Collection entries
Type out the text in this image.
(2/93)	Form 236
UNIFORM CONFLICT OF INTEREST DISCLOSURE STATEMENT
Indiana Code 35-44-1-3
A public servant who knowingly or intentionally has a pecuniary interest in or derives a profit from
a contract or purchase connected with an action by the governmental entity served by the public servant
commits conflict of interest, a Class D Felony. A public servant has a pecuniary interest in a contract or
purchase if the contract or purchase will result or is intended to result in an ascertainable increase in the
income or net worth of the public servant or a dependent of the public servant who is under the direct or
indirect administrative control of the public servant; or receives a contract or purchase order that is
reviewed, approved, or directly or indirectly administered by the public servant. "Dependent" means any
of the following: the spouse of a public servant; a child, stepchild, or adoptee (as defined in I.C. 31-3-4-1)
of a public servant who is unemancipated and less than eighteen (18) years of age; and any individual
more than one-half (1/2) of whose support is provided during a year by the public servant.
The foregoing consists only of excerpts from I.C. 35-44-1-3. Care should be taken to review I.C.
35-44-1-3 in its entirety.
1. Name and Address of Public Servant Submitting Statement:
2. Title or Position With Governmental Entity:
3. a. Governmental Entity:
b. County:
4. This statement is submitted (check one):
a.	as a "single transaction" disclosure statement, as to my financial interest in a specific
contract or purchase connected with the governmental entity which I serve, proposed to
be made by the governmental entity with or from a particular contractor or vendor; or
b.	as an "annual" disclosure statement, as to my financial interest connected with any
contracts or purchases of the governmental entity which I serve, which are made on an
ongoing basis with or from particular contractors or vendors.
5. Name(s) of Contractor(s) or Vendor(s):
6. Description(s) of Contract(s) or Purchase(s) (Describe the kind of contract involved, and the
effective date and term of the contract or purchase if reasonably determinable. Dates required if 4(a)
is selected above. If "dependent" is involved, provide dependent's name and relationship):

# Objective:
Nothing should be changed: write out all of the data as is.

# Response to this task:
Type out the text in this image.
(2/93)	Form 236
UNIFORM CONFLICT OF INTEREST DISCLOSURE STATEMENT
Indiana Code 35-44-1-3
A public servant who knowingly or intentionally has a pecuniary interest in or derives a profit from
a contract or purchase connected with an action by the governmental entity served by the public servant
commits conflict of interest, a Class D Felony. A public servant has a pecuniary interest in a contract or
purchase if the contract or purchase will result or is intended to result in an ascertainable increase in the
income or net worth of the public servant or a dependent of the public servant who is under the direct or
indirect administrative control of the public servant; or receives a contract or purchase order that is
reviewed, approved, or directly or indirectly administered by the public servant. "Dependent" means any
of the following: the spouse of a public servant; a child, stepchild, or adoptee (as defined in I.C. 31-3-4-1)
of a public servant who is unemancipated and less than eighteen (18) years of age; and any individual
more than one-half (1/2) of whose support is provided during a year by the public servant.
The foregoing consists only of excerpts from I.C. 35-44-1-3. Care should be taken to review I.C.
35-44-1-3 in its entirety.
1. Name and Address of Public Servant Submitting Statement:
2. Title or Position With Governmental Entity:
3. a. Governmental Entity:
b. County:
4. This statement is submitted (check one):
a.	as a "single transaction" disclosure statement, as to my financial interest in a specific
contract or purchase connected with the governmental entity which I serve, proposed to
be made by the governmental entity with or from a particular contractor or vendor; or
b.	as an "annual" disclosure statement, as to my financial interest connected with any
contracts or purchases of the governmental entity which I serve, which are made on an
ongoing basis with or from particular contractors or vendors.
5. Name(s) of Contractor(s) or Vendor(s):
6. Description(s) of Contract(s) or Purchase(s) (Describe the kind of contract involved, and the
effective date and term of the contract or purchase if reasonably determinable. Dates required if 4(a)
is selected above. If "dependent" is involved, provide dependent's name and relationship):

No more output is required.